::: INFORMATION PROVIDED :::
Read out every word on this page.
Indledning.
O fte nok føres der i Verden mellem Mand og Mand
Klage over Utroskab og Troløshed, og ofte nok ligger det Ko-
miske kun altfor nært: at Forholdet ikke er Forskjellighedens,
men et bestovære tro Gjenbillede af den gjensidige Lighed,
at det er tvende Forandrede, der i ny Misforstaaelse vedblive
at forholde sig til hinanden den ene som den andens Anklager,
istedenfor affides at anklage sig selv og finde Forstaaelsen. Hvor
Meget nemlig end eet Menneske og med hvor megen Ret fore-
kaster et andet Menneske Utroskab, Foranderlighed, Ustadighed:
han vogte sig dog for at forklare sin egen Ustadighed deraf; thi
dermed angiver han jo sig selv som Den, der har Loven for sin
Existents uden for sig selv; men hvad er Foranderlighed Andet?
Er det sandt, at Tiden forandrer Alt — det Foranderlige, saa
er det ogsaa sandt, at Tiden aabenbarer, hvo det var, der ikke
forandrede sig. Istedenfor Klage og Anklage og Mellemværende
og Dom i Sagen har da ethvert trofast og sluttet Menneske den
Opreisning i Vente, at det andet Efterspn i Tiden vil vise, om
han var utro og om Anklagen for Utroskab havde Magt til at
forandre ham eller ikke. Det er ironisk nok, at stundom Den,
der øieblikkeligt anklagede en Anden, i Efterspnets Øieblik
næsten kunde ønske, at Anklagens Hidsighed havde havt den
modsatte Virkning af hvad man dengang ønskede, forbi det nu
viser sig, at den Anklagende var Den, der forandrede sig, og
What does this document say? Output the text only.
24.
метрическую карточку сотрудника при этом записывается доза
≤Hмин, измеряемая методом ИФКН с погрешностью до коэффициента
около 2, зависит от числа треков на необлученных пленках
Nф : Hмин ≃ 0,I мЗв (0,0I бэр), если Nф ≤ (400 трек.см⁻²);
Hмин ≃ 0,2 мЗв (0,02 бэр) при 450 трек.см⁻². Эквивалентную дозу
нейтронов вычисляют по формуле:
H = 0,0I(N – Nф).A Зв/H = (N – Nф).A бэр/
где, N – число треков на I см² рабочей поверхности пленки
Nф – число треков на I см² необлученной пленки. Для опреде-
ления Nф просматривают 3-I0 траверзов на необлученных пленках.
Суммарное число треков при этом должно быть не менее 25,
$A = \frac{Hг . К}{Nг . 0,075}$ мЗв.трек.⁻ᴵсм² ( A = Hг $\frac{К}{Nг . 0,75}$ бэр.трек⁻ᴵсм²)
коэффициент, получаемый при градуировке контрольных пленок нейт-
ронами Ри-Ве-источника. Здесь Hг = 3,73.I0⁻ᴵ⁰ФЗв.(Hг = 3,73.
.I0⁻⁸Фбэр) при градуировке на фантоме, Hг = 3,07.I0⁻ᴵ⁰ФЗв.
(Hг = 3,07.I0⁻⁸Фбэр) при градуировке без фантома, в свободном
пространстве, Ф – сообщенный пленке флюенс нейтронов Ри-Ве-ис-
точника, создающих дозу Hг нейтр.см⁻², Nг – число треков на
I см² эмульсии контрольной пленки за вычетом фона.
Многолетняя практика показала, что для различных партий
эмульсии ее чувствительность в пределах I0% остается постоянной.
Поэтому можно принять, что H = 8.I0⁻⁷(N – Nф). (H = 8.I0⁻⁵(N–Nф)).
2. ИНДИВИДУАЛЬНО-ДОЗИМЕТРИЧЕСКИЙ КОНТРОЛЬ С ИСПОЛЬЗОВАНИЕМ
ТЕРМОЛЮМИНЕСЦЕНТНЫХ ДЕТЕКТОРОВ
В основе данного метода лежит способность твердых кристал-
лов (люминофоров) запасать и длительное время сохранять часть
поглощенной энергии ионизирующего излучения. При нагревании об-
:::
Write out the lines above, starting at the line that contains "What does this" and ending with the final line, and nothing else; copy them exactly.

What does this document say? Output the text only.
24.
метрическую карточку сотрудника при этом записывается доза
≤Hмин, измеряемая методом ИФКН с погрешностью до коэффициента
около 2, зависит от числа треков на необлученных пленках
Nф : Hмин ≃ 0,I мЗв (0,0I бэр), если Nф ≤ (400 трек.см⁻²);
Hмин ≃ 0,2 мЗв (0,02 бэр) при 450 трек.см⁻². Эквивалентную дозу
нейтронов вычисляют по формуле:
H = 0,0I(N – Nф).A Зв/H = (N – Nф).A бэр/
где, N – число треков на I см² рабочей поверхности пленки
Nф – число треков на I см² необлученной пленки. Для опреде-
ления Nф просматривают 3-I0 траверзов на необлученных пленках.
Суммарное число треков при этом должно быть не менее 25,
$A = \frac{Hг . К}{Nг . 0,075}$ мЗв.трек.⁻ᴵсм² ( A = Hг $\frac{К}{Nг . 0,75}$ бэр.трек⁻ᴵсм²)
коэффициент, получаемый при градуировке контрольных пленок нейт-
ронами Ри-Ве-источника. Здесь Hг = 3,73.I0⁻ᴵ⁰ФЗв.(Hг = 3,73.
.I0⁻⁸Фбэр) при градуировке на фантоме, Hг = 3,07.I0⁻ᴵ⁰ФЗв.
(Hг = 3,07.I0⁻⁸Фбэр) при градуировке без фантома, в свободном
пространстве, Ф – сообщенный пленке флюенс нейтронов Ри-Ве-ис-
точника, создающих дозу Hг нейтр.см⁻², Nг – число треков на
I см² эмульсии контрольной пленки за вычетом фона.
Многолетняя практика показала, что для различных партий
эмульсии ее чувствительность в пределах I0% остается постоянной.
Поэтому можно принять, что H = 8.I0⁻⁷(N – Nф). (H = 8.I0⁻⁵(N–Nф)).
2. ИНДИВИДУАЛЬНО-ДОЗИМЕТРИЧЕСКИЙ КОНТРОЛЬ С ИСПОЛЬЗОВАНИЕМ
ТЕРМОЛЮМИНЕСЦЕНТНЫХ ДЕТЕКТОРОВ
В основе данного метода лежит способность твердых кристал-
лов (люминофоров) запасать и длительное время сохранять часть
поглощенной энергии ионизирующего излучения. При нагревании об-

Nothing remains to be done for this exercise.